§ **WRITTEN REQUEST**: Write out the material exactly, with the pictures left out.
==========
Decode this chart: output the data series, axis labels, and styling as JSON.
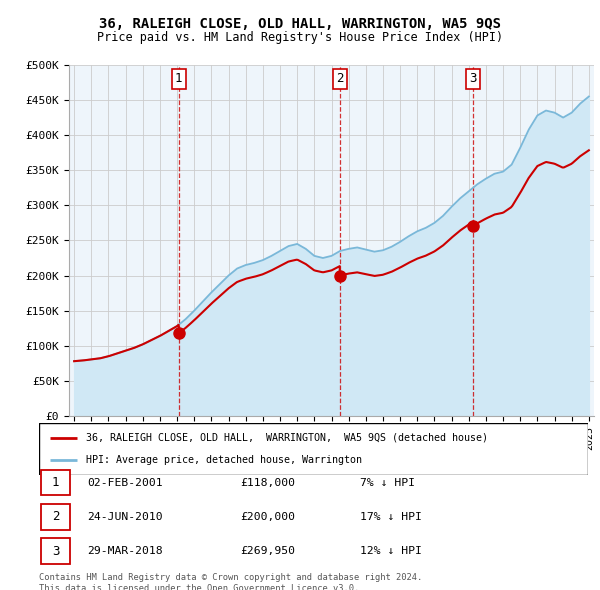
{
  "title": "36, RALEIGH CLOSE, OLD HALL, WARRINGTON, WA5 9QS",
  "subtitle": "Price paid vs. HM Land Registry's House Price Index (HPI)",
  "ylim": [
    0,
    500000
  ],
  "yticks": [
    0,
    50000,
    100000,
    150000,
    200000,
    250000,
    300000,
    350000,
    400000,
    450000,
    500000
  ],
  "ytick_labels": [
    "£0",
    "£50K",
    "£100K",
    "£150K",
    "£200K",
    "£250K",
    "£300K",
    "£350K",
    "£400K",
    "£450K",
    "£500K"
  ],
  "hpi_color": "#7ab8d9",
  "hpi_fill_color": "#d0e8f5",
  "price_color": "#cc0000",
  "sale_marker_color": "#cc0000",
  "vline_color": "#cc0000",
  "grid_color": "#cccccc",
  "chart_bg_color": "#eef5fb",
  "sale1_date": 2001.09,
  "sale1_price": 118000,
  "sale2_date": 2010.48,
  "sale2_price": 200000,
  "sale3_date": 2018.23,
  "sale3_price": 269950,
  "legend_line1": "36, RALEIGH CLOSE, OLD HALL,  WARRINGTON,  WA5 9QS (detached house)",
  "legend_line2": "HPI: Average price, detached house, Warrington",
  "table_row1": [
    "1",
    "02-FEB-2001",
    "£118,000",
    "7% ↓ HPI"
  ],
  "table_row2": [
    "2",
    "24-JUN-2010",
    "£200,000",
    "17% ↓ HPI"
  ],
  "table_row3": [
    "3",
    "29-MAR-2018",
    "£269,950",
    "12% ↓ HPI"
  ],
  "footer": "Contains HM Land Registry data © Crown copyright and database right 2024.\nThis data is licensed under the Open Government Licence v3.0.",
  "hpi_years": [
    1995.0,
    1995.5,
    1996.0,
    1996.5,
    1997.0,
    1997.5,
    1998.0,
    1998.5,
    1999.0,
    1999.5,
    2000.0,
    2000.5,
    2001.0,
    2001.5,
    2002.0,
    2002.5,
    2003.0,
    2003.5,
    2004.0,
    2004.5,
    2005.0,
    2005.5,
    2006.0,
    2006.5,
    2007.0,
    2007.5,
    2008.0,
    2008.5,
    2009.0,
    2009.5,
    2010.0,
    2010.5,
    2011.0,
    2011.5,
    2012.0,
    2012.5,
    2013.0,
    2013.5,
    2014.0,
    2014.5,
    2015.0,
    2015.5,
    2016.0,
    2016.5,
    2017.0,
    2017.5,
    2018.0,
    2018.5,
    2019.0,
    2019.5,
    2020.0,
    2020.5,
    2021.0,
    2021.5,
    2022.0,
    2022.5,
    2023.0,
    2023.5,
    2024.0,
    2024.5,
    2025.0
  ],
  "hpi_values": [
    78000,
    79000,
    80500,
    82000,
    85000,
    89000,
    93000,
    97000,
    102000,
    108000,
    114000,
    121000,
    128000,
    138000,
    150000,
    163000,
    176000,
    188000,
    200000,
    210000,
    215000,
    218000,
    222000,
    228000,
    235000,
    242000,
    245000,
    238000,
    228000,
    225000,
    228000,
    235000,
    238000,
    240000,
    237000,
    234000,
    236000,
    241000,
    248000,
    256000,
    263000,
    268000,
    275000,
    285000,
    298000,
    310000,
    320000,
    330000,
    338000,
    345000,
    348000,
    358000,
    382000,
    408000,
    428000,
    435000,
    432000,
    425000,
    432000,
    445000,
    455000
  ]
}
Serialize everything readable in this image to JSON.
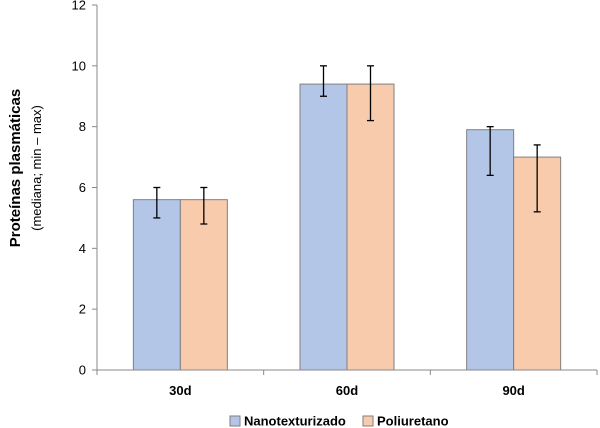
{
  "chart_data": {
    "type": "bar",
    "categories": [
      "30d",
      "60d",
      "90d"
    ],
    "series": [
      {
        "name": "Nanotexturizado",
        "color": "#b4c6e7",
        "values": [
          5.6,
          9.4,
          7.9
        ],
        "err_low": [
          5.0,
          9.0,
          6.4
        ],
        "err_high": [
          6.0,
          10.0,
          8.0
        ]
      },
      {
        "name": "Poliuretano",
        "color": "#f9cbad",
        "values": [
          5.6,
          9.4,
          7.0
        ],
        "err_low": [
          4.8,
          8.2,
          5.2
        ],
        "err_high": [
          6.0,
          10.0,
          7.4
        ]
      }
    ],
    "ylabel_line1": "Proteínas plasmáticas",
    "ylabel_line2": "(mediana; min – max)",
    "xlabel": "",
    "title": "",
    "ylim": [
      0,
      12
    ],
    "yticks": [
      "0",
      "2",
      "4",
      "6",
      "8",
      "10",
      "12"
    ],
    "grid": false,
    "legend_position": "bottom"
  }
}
==========
§ **COMPLETE RESPONSE**:
Decode this chart: output the data series, axis labels, and styling as JSON.
{
  "title": "36, RALEIGH CLOSE, OLD HALL, WARRINGTON, WA5 9QS",
  "subtitle": "Price paid vs. HM Land Registry's House Price Index (HPI)",
  "ylim": [
    0,
    500000
  ],
  "yticks": [
    0,
    50000,
    100000,
    150000,
    200000,
    250000,
    300000,
    350000,
    400000,
    450000,
    500000
  ],
  "ytick_labels": [
    "£0",
    "£50K",
    "£100K",
    "£150K",
    "£200K",
    "£250K",
    "£300K",
    "£350K",
    "£400K",
    "£450K",
    "£500K"
  ],
  "hpi_color": "#7ab8d9",
  "hpi_fill_color": "#d0e8f5",
  "price_color": "#cc0000",
  "sale_marker_color": "#cc0000",
  "vline_color": "#cc0000",
  "grid_color": "#cccccc",
  "chart_bg_color": "#eef5fb",
  "sale1_date": 2001.09,
  "sale1_price": 118000,
  "sale2_date": 2010.48,
  "sale2_price": 200000,
  "sale3_date": 2018.23,
  "sale3_price": 269950,
  "legend_line1": "36, RALEIGH CLOSE, OLD HALL,  WARRINGTON,  WA5 9QS (detached house)",
  "legend_line2": "HPI: Average price, detached house, Warrington",
  "table_row1": [
    "1",
    "02-FEB-2001",
    "£118,000",
    "7% ↓ HPI"
  ],
  "table_row2": [
    "2",
    "24-JUN-2010",
    "£200,000",
    "17% ↓ HPI"
  ],
  "table_row3": [
    "3",
    "29-MAR-2018",
    "£269,950",
    "12% ↓ HPI"
  ],
  "footer": "Contains HM Land Registry data © Crown copyright and database right 2024.\nThis data is licensed under the Open Government Licence v3.0.",
  "hpi_years": [
    1995.0,
    1995.5,
    1996.0,
    1996.5,
    1997.0,
    1997.5,
    1998.0,
    1998.5,
    1999.0,
    1999.5,
    2000.0,
    2000.5,
    2001.0,
    2001.5,
    2002.0,
    2002.5,
    2003.0,
    2003.5,
    2004.0,
    2004.5,
    2005.0,
    2005.5,
    2006.0,
    2006.5,
    2007.0,
    2007.5,
    2008.0,
    2008.5,
    2009.0,
    2009.5,
    2010.0,
    2010.5,
    2011.0,
    2011.5,
    2012.0,
    2012.5,
    2013.0,
    2013.5,
    2014.0,
    2014.5,
    2015.0,
    2015.5,
    2016.0,
    2016.5,
    2017.0,
    2017.5,
    2018.0,
    2018.5,
    2019.0,
    2019.5,
    2020.0,
    2020.5,
    2021.0,
    2021.5,
    2022.0,
    2022.5,
    2023.0,
    2023.5,
    2024.0,
    2024.5,
    2025.0
  ],
  "hpi_values": [
    78000,
    79000,
    80500,
    82000,
    85000,
    89000,
    93000,
    97000,
    102000,
    108000,
    114000,
    121000,
    128000,
    138000,
    150000,
    163000,
    176000,
    188000,
    200000,
    210000,
    215000,
    218000,
    222000,
    228000,
    235000,
    242000,
    245000,
    238000,
    228000,
    225000,
    228000,
    235000,
    238000,
    240000,
    237000,
    234000,
    236000,
    241000,
    248000,
    256000,
    263000,
    268000,
    275000,
    285000,
    298000,
    310000,
    320000,
    330000,
    338000,
    345000,
    348000,
    358000,
    382000,
    408000,
    428000,
    435000,
    432000,
    425000,
    432000,
    445000,
    455000
  ]
}
Serialize everything readable in this image to JSON.
{
  "chart_data": {
    "type": "bar",
    "categories": [
      "30d",
      "60d",
      "90d"
    ],
    "series": [
      {
        "name": "Nanotexturizado",
        "color": "#b4c6e7",
        "values": [
          5.6,
          9.4,
          7.9
        ],
        "err_low": [
          5.0,
          9.0,
          6.4
        ],
        "err_high": [
          6.0,
          10.0,
          8.0
        ]
      },
      {
        "name": "Poliuretano",
        "color": "#f9cbad",
        "values": [
          5.6,
          9.4,
          7.0
        ],
        "err_low": [
          4.8,
          8.2,
          5.2
        ],
        "err_high": [
          6.0,
          10.0,
          7.4
        ]
      }
    ],
    "ylabel_line1": "Proteínas plasmáticas",
    "ylabel_line2": "(mediana; min – max)",
    "xlabel": "",
    "title": "",
    "ylim": [
      0,
      12
    ],
    "yticks": [
      "0",
      "2",
      "4",
      "6",
      "8",
      "10",
      "12"
    ],
    "grid": false,
    "legend_position": "bottom"
  }
}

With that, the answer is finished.